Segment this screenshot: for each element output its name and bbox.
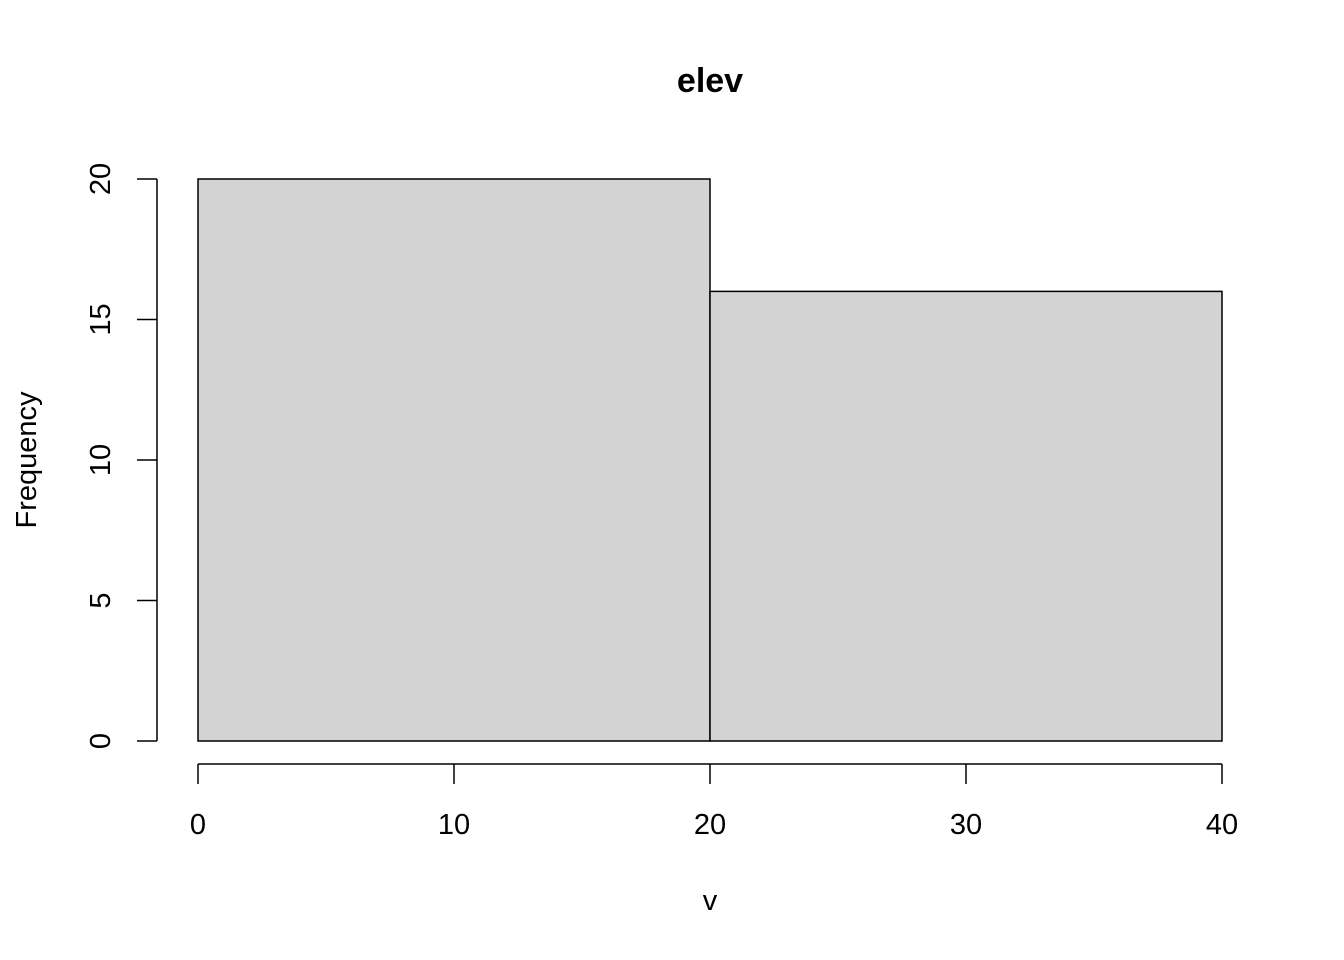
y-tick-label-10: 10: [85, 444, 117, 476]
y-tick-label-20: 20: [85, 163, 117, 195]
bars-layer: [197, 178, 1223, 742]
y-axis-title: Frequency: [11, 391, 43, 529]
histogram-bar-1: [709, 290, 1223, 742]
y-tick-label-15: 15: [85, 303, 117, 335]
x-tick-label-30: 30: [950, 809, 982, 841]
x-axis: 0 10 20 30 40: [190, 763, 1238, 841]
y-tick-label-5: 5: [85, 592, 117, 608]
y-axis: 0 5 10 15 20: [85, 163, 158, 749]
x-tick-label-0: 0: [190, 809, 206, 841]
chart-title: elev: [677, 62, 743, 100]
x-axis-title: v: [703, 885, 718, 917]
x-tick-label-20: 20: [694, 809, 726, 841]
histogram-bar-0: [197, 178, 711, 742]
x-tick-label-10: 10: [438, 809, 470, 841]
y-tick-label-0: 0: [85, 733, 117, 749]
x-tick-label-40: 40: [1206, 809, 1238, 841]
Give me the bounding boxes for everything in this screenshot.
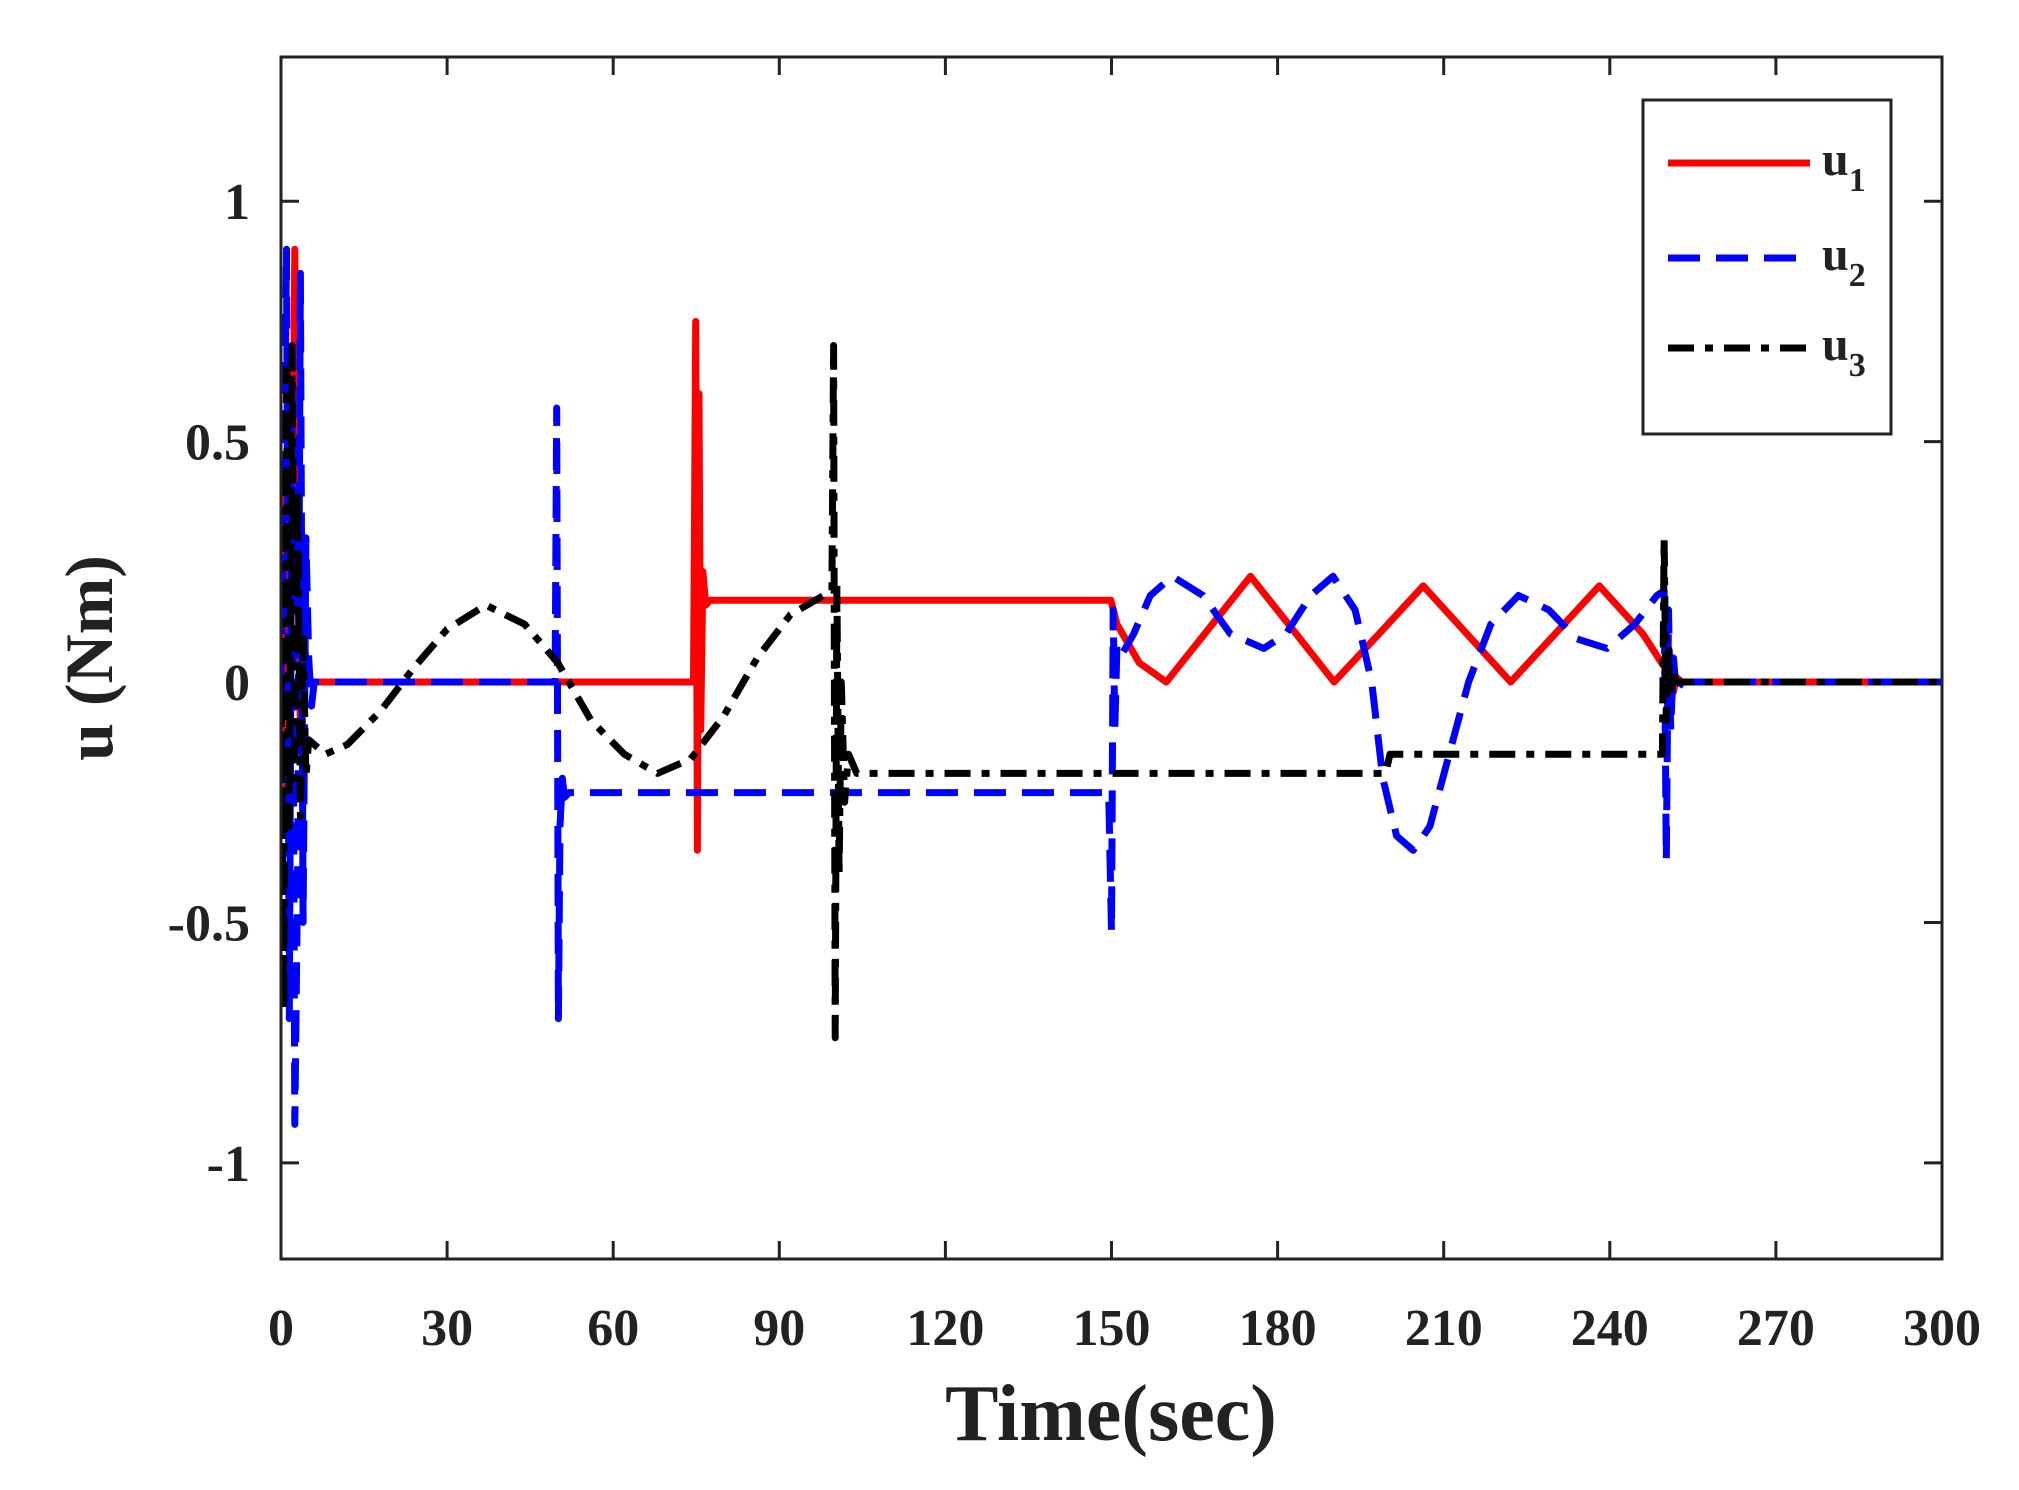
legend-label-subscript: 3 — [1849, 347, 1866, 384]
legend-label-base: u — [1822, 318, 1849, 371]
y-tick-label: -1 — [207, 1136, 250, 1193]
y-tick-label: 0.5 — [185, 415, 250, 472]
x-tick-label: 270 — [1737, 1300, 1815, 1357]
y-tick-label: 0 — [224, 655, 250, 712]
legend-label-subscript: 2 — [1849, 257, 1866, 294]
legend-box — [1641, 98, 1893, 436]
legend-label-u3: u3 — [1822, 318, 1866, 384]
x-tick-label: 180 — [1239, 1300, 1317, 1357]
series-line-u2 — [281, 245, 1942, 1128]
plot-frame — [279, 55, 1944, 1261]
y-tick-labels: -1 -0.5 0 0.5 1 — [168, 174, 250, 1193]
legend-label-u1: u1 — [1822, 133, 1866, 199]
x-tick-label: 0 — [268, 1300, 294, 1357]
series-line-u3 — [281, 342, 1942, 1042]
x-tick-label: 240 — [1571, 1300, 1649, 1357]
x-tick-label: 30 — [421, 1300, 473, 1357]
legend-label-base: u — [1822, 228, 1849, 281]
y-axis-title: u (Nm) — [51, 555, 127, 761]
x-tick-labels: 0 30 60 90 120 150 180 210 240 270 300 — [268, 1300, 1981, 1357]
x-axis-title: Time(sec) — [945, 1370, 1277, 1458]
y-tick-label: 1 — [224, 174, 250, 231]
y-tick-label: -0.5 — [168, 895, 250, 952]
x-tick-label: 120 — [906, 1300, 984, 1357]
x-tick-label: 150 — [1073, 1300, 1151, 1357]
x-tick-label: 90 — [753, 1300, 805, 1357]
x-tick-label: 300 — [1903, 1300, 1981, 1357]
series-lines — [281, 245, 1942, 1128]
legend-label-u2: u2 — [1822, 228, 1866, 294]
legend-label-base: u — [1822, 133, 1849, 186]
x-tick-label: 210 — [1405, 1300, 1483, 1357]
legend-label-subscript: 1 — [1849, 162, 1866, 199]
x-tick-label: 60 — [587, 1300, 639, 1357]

- - -

#### Set exercise
Return all of the entries above line for line, keeping every character as it is, but leave out the pictures.

#### Response to this task
Segment this screenshot: for each element output its name and bbox.
y-tick-label-10: 10: [85, 444, 117, 476]
y-tick-label-20: 20: [85, 163, 117, 195]
bars-layer: [197, 178, 1223, 742]
y-axis-title: Frequency: [11, 391, 43, 529]
histogram-bar-1: [709, 290, 1223, 742]
y-tick-label-15: 15: [85, 303, 117, 335]
x-tick-label-30: 30: [950, 809, 982, 841]
x-axis: 0 10 20 30 40: [190, 763, 1238, 841]
y-tick-label-5: 5: [85, 592, 117, 608]
y-axis: 0 5 10 15 20: [85, 163, 158, 749]
x-tick-label-0: 0: [190, 809, 206, 841]
chart-title: elev: [677, 62, 743, 100]
x-axis-title: v: [703, 885, 718, 917]
x-tick-label-20: 20: [694, 809, 726, 841]
histogram-bar-0: [197, 178, 711, 742]
x-tick-label-10: 10: [438, 809, 470, 841]
y-tick-label-0: 0: [85, 733, 117, 749]
x-tick-label-40: 40: [1206, 809, 1238, 841]
Give me the bounding boxes for everything in this screenshot.
legend-label-subscript: 3 — [1849, 347, 1866, 384]
legend-label-base: u — [1822, 318, 1849, 371]
y-tick-label: -1 — [207, 1136, 250, 1193]
y-tick-label: 0.5 — [185, 415, 250, 472]
x-tick-label: 270 — [1737, 1300, 1815, 1357]
y-tick-label: 0 — [224, 655, 250, 712]
legend-label-subscript: 2 — [1849, 257, 1866, 294]
legend-box — [1641, 98, 1893, 436]
legend-label-u3: u3 — [1822, 318, 1866, 384]
x-tick-label: 180 — [1239, 1300, 1317, 1357]
series-line-u2 — [281, 245, 1942, 1128]
plot-frame — [279, 55, 1944, 1261]
y-tick-labels: -1 -0.5 0 0.5 1 — [168, 174, 250, 1193]
legend-label-u1: u1 — [1822, 133, 1866, 199]
x-tick-label: 0 — [268, 1300, 294, 1357]
series-line-u3 — [281, 342, 1942, 1042]
x-tick-label: 240 — [1571, 1300, 1649, 1357]
x-tick-label: 30 — [421, 1300, 473, 1357]
legend-label-base: u — [1822, 228, 1849, 281]
y-axis-title: u (Nm) — [51, 555, 127, 761]
x-tick-labels: 0 30 60 90 120 150 180 210 240 270 300 — [268, 1300, 1981, 1357]
x-axis-title: Time(sec) — [945, 1370, 1277, 1458]
y-tick-label: 1 — [224, 174, 250, 231]
y-tick-label: -0.5 — [168, 895, 250, 952]
x-tick-label: 120 — [906, 1300, 984, 1357]
x-tick-label: 150 — [1073, 1300, 1151, 1357]
x-tick-label: 90 — [753, 1300, 805, 1357]
x-tick-label: 300 — [1903, 1300, 1981, 1357]
series-lines — [281, 245, 1942, 1128]
legend-label-u2: u2 — [1822, 228, 1866, 294]
legend-label-base: u — [1822, 133, 1849, 186]
x-tick-label: 210 — [1405, 1300, 1483, 1357]
legend-label-subscript: 1 — [1849, 162, 1866, 199]
x-tick-label: 60 — [587, 1300, 639, 1357]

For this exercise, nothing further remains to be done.